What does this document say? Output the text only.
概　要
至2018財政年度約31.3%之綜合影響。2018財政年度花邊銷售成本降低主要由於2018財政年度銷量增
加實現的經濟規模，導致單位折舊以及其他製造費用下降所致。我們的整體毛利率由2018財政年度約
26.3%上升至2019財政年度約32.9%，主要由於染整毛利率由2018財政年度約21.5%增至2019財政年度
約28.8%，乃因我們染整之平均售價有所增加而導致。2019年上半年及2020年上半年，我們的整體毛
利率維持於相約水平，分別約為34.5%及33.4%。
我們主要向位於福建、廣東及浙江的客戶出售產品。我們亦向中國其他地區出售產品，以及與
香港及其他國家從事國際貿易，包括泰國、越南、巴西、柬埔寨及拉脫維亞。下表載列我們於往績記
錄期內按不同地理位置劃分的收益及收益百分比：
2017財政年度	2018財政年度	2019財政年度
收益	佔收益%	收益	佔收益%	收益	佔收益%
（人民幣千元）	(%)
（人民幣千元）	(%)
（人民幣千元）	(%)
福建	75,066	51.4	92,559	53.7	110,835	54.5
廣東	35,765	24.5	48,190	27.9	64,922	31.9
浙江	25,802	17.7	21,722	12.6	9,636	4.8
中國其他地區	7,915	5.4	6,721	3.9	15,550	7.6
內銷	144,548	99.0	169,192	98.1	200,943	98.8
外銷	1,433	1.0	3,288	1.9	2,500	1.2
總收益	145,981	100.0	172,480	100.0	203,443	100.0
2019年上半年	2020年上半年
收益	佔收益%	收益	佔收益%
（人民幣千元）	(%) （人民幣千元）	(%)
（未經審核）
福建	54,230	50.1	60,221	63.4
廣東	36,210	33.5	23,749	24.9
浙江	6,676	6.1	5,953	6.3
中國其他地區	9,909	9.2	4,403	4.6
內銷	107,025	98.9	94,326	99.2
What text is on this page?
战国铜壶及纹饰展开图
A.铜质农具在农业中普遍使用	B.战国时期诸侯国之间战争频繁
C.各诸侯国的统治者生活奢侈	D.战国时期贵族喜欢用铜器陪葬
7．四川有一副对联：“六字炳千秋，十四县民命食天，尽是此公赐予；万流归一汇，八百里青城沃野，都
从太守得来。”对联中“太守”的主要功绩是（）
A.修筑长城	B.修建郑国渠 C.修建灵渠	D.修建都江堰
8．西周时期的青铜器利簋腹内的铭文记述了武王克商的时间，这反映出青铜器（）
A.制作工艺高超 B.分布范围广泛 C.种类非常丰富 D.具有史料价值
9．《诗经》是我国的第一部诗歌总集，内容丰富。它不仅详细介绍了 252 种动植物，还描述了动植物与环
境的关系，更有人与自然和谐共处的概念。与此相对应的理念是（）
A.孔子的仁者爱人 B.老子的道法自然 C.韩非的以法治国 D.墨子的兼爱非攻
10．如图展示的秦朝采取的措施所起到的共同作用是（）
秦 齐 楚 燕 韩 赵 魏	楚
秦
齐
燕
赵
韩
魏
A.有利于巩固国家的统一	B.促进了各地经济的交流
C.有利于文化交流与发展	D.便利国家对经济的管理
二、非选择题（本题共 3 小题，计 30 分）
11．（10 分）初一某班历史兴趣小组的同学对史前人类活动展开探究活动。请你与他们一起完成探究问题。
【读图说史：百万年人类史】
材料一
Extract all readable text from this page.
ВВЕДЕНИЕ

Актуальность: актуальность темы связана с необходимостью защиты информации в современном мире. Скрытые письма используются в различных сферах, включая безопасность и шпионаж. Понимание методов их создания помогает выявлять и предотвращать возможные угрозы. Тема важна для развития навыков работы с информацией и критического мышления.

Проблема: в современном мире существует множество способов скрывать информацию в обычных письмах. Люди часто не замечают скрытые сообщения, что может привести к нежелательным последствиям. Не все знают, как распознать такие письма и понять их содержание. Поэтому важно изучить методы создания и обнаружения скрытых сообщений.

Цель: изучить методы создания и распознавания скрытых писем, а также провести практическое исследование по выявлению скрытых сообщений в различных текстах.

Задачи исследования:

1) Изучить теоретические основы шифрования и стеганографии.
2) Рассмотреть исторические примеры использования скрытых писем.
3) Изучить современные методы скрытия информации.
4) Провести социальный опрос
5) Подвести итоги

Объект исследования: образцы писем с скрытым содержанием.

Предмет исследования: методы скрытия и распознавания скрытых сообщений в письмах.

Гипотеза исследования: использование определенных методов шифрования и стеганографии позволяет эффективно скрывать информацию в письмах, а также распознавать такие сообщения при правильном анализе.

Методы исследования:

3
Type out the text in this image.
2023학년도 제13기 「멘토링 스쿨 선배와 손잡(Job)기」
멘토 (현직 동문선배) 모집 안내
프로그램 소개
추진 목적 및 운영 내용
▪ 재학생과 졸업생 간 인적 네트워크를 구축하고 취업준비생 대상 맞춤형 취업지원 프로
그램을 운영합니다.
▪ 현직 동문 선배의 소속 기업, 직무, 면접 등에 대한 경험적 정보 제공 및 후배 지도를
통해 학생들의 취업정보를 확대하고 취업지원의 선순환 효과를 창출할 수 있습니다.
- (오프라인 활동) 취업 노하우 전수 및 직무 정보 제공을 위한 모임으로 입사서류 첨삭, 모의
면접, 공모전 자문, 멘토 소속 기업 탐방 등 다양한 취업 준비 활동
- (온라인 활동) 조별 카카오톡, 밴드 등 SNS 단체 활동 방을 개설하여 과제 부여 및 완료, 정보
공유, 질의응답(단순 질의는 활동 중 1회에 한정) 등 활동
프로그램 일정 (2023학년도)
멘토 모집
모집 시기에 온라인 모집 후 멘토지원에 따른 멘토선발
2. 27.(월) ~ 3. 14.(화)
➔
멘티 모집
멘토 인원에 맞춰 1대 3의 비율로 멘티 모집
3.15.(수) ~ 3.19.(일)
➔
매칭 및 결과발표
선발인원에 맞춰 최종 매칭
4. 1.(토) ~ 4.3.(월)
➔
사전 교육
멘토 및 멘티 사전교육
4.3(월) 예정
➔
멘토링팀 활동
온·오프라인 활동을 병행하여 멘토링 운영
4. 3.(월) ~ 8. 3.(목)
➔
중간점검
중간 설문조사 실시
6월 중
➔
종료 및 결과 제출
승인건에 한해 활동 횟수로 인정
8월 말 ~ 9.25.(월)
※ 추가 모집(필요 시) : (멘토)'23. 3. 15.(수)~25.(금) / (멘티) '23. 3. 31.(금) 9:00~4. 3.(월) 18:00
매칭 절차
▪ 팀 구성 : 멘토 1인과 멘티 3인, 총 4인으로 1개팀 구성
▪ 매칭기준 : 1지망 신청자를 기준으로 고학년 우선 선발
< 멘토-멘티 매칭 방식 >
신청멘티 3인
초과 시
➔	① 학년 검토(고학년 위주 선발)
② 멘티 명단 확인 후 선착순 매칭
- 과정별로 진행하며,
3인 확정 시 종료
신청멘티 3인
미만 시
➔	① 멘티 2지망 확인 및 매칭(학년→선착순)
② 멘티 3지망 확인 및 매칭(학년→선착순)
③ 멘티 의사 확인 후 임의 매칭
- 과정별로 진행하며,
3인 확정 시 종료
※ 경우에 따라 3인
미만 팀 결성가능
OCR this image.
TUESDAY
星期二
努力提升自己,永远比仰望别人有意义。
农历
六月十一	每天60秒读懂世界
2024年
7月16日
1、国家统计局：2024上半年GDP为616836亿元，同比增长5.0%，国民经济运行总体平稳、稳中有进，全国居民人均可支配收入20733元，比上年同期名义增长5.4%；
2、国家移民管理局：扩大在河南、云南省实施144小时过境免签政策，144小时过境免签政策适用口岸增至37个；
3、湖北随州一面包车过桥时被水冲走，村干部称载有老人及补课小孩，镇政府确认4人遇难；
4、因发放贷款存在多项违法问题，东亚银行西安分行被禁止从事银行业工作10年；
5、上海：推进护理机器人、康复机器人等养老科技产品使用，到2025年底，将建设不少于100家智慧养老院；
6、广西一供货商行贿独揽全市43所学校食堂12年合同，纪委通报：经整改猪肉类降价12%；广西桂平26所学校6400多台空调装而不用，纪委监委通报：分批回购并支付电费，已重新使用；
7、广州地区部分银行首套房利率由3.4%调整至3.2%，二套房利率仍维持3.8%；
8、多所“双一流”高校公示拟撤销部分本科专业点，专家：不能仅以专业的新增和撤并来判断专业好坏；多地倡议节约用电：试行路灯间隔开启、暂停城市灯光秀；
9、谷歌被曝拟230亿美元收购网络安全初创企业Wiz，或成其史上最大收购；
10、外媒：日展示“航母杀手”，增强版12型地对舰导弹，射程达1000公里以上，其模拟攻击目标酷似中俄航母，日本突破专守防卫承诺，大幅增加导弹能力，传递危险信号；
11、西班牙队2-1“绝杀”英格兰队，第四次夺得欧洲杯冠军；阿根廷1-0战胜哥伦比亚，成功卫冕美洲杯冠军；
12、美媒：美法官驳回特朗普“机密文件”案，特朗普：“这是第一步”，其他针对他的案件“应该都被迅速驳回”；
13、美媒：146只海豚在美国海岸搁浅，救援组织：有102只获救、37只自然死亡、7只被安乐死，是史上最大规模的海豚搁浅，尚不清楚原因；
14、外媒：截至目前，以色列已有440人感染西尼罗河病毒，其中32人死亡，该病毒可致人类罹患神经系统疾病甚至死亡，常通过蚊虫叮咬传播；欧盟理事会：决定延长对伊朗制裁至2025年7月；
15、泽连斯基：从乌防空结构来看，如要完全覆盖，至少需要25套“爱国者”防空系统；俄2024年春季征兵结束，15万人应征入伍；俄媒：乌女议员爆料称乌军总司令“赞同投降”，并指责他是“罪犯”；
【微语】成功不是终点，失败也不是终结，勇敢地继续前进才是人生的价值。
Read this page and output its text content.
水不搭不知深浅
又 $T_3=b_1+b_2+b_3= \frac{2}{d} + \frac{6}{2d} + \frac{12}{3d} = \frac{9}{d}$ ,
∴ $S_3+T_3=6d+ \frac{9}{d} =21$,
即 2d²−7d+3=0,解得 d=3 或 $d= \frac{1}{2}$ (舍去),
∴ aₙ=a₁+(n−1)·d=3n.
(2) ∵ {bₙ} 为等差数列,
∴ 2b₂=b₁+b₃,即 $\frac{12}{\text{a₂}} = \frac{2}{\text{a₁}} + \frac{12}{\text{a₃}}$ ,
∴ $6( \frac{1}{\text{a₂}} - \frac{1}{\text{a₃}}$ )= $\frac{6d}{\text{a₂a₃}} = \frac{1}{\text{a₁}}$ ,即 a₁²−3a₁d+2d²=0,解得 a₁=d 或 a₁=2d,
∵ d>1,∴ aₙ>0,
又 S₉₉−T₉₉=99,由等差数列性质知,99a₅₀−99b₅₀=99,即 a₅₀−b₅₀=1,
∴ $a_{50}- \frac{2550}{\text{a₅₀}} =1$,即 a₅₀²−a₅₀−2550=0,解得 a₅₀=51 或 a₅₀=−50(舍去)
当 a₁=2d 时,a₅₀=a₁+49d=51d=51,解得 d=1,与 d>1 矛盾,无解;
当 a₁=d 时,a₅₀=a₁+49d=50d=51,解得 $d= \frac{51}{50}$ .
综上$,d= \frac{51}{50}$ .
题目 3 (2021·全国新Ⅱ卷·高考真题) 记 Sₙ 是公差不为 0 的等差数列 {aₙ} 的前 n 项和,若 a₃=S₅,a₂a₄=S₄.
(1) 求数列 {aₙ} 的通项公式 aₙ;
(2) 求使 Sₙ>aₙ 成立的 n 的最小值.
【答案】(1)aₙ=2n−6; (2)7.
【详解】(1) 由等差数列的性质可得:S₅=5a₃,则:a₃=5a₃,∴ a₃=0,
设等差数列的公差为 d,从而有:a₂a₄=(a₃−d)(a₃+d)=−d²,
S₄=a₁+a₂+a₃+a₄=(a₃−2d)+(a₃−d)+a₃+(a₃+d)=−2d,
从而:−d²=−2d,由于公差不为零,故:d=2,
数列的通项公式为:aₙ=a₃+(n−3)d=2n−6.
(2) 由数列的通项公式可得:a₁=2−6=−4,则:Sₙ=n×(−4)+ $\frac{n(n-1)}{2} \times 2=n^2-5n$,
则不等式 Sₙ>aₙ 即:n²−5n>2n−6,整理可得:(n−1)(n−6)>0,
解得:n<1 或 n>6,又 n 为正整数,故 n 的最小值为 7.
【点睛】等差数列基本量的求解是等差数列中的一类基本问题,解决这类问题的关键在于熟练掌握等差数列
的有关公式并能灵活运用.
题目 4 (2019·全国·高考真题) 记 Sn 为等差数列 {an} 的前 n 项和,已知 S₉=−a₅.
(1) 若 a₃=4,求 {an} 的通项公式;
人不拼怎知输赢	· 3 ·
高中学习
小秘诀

------------

__Your objective__
Select every line of the records holding the string "page".

__Exercise output__
What text is on this page?
Extract all readable text from this page.
Read this page and output its text content.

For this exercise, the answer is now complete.